- _Your goal_: Return the records in full, exactly as given.

[Collected data]
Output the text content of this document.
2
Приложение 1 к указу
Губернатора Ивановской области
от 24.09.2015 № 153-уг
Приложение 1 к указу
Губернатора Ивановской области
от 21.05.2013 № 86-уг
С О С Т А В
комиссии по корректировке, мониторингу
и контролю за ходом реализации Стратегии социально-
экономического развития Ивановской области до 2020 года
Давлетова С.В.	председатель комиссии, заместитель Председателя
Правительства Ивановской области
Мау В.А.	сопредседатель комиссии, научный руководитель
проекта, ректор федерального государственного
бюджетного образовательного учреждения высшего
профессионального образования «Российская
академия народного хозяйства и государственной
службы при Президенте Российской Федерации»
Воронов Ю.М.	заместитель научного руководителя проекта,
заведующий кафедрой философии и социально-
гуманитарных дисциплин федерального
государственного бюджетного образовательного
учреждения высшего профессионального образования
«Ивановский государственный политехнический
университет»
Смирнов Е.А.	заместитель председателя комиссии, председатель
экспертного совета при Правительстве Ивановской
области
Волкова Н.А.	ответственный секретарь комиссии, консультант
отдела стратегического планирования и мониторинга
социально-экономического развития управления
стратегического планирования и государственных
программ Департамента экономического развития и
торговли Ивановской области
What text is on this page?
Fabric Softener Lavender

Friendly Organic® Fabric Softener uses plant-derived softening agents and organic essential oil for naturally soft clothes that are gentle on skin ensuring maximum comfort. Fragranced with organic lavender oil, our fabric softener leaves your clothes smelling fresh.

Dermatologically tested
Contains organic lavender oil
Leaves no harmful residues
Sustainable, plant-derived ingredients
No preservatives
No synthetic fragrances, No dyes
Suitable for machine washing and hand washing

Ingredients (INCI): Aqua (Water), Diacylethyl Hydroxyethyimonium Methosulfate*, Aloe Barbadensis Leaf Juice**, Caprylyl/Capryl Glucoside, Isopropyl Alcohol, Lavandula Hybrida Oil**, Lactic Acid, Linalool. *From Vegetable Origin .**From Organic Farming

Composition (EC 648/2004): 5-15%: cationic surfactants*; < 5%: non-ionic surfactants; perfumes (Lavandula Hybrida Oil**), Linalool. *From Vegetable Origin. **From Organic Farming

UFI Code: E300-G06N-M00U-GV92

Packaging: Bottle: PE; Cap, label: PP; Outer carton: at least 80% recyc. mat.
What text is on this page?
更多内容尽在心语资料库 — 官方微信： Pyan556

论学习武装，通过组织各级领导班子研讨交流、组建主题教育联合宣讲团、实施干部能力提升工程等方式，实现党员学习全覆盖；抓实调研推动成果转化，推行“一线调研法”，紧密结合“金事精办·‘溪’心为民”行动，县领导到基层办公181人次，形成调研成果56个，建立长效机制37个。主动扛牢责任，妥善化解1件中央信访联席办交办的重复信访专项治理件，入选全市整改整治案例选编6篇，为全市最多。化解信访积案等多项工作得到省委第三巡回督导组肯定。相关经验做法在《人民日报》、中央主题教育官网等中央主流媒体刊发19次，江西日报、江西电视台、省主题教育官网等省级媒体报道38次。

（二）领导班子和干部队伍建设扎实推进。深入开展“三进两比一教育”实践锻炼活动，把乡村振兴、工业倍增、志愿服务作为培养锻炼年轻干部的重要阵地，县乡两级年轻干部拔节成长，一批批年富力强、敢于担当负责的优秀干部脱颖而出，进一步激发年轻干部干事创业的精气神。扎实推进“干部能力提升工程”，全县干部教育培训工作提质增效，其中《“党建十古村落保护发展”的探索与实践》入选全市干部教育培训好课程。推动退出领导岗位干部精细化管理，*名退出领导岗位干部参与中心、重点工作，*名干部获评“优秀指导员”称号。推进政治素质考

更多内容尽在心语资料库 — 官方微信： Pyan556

- _Solution to this task_:
Output the text content of this document.
2
Приложение 1 к указу
Губернатора Ивановской области
от 24.09.2015 № 153-уг
Приложение 1 к указу
Губернатора Ивановской области
от 21.05.2013 № 86-уг
С О С Т А В
комиссии по корректировке, мониторингу
и контролю за ходом реализации Стратегии социально-
экономического развития Ивановской области до 2020 года
Давлетова С.В.	председатель комиссии, заместитель Председателя
Правительства Ивановской области
Мау В.А.	сопредседатель комиссии, научный руководитель
проекта, ректор федерального государственного
бюджетного образовательного учреждения высшего
профессионального образования «Российская
академия народного хозяйства и государственной
службы при Президенте Российской Федерации»
Воронов Ю.М.	заместитель научного руководителя проекта,
заведующий кафедрой философии и социально-
гуманитарных дисциплин федерального
государственного бюджетного образовательного
учреждения высшего профессионального образования
«Ивановский государственный политехнический
университет»
Смирнов Е.А.	заместитель председателя комиссии, председатель
экспертного совета при Правительстве Ивановской
области
Волкова Н.А.	ответственный секретарь комиссии, консультант
отдела стратегического планирования и мониторинга
социально-экономического развития управления
стратегического планирования и государственных
программ Департамента экономического развития и
торговли Ивановской области
What text is on this page?
Fabric Softener Lavender

Friendly Organic® Fabric Softener uses plant-derived softening agents and organic essential oil for naturally soft clothes that are gentle on skin ensuring maximum comfort. Fragranced with organic lavender oil, our fabric softener leaves your clothes smelling fresh.

Dermatologically tested
Contains organic lavender oil
Leaves no harmful residues
Sustainable, plant-derived ingredients
No preservatives
No synthetic fragrances, No dyes
Suitable for machine washing and hand washing

Ingredients (INCI): Aqua (Water), Diacylethyl Hydroxyethyimonium Methosulfate*, Aloe Barbadensis Leaf Juice**, Caprylyl/Capryl Glucoside, Isopropyl Alcohol, Lavandula Hybrida Oil**, Lactic Acid, Linalool. *From Vegetable Origin .**From Organic Farming

Composition (EC 648/2004): 5-15%: cationic surfactants*; < 5%: non-ionic surfactants; perfumes (Lavandula Hybrida Oil**), Linalool. *From Vegetable Origin. **From Organic Farming

UFI Code: E300-G06N-M00U-GV92

Packaging: Bottle: PE; Cap, label: PP; Outer carton: at least 80% recyc. mat.
What text is on this page?
更多内容尽在心语资料库 — 官方微信： Pyan556

论学习武装，通过组织各级领导班子研讨交流、组建主题教育联合宣讲团、实施干部能力提升工程等方式，实现党员学习全覆盖；抓实调研推动成果转化，推行“一线调研法”，紧密结合“金事精办·‘溪’心为民”行动，县领导到基层办公181人次，形成调研成果56个，建立长效机制37个。主动扛牢责任，妥善化解1件中央信访联席办交办的重复信访专项治理件，入选全市整改整治案例选编6篇，为全市最多。化解信访积案等多项工作得到省委第三巡回督导组肯定。相关经验做法在《人民日报》、中央主题教育官网等中央主流媒体刊发19次，江西日报、江西电视台、省主题教育官网等省级媒体报道38次。

（二）领导班子和干部队伍建设扎实推进。深入开展“三进两比一教育”实践锻炼活动，把乡村振兴、工业倍增、志愿服务作为培养锻炼年轻干部的重要阵地，县乡两级年轻干部拔节成长，一批批年富力强、敢于担当负责的优秀干部脱颖而出，进一步激发年轻干部干事创业的精气神。扎实推进“干部能力提升工程”，全县干部教育培训工作提质增效，其中《“党建十古村落保护发展”的探索与实践》入选全市干部教育培训好课程。推动退出领导岗位干部精细化管理，*名退出领导岗位干部参与中心、重点工作，*名干部获评“优秀指导员”称号。推进政治素质考

更多内容尽在心语资料库 — 官方微信： Pyan556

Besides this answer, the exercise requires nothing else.